Pick out each line with the word "ylabel" from the material that follows.

**** Records for this task ****

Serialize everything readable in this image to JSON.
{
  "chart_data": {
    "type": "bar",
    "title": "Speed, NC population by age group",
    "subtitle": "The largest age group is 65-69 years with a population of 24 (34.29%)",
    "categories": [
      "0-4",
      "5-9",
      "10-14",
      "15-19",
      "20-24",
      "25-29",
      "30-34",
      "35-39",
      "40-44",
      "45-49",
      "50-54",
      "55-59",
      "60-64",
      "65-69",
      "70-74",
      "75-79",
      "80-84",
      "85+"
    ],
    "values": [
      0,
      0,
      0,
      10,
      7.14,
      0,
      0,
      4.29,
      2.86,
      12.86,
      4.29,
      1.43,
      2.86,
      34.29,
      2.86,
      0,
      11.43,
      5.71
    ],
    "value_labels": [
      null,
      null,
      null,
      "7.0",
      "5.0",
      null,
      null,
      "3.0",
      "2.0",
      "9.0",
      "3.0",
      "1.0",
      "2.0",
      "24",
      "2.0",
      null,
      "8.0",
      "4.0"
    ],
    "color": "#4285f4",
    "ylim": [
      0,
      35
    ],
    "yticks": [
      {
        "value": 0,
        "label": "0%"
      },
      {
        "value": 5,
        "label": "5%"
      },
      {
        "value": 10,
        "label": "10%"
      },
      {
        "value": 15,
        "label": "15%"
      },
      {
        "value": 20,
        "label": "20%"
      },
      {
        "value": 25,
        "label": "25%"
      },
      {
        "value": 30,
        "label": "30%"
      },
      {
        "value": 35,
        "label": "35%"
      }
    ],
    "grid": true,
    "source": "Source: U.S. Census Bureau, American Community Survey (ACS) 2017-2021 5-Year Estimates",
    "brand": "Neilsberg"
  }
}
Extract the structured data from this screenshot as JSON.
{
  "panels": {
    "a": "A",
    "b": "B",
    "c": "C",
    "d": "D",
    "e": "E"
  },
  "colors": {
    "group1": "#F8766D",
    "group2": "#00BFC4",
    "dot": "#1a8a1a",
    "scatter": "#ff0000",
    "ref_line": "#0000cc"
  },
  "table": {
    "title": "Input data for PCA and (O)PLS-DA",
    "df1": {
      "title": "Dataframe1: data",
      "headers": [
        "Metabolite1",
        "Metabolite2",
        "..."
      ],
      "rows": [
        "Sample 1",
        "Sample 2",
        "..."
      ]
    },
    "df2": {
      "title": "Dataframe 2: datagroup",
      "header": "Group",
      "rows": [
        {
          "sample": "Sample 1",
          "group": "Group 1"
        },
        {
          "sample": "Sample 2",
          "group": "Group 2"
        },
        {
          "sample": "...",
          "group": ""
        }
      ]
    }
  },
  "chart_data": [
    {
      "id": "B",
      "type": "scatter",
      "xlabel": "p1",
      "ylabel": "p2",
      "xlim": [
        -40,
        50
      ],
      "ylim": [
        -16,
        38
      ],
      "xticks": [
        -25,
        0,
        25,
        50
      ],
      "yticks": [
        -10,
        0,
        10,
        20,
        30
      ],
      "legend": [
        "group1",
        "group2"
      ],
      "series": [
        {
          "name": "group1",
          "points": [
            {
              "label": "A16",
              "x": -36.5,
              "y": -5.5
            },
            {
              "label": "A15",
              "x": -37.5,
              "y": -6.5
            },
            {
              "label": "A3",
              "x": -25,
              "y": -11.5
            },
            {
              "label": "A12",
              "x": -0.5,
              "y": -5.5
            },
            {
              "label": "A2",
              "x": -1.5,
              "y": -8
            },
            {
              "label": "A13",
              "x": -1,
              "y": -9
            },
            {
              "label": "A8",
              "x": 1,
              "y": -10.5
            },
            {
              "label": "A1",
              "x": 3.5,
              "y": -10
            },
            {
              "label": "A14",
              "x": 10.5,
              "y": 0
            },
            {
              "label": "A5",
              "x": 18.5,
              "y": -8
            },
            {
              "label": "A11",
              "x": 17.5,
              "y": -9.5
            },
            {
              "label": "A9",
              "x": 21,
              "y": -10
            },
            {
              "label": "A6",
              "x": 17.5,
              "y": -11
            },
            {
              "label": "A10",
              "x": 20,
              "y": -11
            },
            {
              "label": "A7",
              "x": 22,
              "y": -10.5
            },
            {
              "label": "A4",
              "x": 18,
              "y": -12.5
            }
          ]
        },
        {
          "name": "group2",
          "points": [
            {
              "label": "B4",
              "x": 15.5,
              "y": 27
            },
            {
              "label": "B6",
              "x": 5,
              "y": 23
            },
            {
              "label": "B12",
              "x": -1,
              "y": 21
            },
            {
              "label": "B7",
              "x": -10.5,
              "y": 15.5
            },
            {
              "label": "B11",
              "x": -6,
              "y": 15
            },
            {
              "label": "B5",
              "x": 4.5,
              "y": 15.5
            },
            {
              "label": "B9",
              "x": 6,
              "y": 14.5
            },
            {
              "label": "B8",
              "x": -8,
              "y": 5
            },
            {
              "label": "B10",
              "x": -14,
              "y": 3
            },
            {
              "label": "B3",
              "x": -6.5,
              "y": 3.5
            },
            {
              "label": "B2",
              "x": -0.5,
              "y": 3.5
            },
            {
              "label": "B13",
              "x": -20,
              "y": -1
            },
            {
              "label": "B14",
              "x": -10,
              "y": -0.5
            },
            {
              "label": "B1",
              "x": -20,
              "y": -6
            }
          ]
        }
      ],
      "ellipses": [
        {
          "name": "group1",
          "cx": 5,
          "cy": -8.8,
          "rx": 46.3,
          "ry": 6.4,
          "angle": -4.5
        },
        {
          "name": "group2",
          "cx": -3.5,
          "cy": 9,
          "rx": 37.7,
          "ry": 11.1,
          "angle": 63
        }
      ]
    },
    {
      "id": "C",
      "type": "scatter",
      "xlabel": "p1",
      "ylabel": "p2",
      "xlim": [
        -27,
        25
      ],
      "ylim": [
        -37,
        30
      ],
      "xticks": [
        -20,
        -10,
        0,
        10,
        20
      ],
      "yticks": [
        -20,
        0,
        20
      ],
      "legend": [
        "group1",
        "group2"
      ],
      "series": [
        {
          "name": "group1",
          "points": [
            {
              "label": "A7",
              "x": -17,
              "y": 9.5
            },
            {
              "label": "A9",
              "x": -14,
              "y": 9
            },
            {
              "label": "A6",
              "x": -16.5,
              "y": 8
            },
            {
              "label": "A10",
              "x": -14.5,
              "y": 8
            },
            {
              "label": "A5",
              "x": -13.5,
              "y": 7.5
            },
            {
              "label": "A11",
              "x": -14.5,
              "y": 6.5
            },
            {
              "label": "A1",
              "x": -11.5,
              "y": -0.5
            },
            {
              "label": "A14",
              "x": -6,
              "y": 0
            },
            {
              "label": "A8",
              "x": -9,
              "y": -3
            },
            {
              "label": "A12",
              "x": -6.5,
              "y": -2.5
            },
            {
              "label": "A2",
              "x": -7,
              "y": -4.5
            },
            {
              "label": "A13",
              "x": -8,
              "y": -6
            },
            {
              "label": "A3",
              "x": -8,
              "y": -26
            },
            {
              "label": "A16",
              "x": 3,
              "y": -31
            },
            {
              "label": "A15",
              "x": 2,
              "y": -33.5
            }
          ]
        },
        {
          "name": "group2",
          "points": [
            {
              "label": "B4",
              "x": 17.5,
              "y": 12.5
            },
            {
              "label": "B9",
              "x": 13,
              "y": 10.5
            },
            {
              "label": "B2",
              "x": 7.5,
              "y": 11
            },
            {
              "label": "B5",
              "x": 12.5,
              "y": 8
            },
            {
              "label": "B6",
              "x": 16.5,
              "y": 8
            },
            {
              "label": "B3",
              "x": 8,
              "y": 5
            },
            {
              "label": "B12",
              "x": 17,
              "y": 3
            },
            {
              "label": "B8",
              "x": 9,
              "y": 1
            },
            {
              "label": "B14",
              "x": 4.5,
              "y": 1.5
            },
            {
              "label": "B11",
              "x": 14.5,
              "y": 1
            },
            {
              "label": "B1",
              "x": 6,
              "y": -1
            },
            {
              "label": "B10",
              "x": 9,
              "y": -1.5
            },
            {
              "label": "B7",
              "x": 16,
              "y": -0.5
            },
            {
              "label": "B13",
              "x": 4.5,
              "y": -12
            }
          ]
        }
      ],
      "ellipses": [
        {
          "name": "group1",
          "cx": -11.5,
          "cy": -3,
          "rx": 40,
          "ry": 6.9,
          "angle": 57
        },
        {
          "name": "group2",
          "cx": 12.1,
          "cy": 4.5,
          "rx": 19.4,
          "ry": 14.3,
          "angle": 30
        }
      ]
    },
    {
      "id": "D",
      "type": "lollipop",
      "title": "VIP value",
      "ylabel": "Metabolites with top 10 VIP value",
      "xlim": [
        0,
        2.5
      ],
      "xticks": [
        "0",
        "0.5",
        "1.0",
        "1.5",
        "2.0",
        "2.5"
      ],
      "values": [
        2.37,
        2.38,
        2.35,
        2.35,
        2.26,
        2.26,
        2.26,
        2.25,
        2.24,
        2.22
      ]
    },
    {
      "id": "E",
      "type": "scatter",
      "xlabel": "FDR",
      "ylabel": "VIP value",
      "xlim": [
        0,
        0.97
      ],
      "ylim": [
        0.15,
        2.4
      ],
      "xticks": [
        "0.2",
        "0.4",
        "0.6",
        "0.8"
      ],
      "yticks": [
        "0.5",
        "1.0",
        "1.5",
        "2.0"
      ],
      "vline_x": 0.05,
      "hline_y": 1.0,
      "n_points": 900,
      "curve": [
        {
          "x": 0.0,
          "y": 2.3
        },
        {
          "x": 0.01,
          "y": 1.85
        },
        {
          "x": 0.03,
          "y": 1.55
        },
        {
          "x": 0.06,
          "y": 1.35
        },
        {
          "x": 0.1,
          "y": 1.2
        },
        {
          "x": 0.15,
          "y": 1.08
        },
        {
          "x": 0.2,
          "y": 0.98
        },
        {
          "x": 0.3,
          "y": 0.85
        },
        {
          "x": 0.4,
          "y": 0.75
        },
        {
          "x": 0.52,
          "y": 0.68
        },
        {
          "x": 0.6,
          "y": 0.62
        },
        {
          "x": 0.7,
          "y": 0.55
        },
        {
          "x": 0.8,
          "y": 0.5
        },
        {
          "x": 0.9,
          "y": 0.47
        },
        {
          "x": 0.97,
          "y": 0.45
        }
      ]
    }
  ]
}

****

**Full answer:**
      "ylabel": "p2",
      "ylabel": "p2",
      "ylabel": "Metabolites with top 10 VIP value",
      "ylabel": "VIP value",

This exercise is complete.